**Stated task**.
Extract each record and reproduce it exactly.

**Materials provided**.

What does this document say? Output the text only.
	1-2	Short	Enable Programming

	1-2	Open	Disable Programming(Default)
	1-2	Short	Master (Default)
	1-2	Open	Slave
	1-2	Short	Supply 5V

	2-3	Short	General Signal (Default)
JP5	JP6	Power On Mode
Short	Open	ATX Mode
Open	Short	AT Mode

**Answer below**.
What does this document say? Output the text only.
	1-2	Short	Enable Programming

	1-2	Open	Disable Programming(Default)
	1-2	Short	Master (Default)
	1-2	Open	Slave
	1-2	Short	Supply 5V

	2-3	Short	General Signal (Default)
JP5	JP6	Power On Mode
Short	Open	ATX Mode
Open	Short	AT Mode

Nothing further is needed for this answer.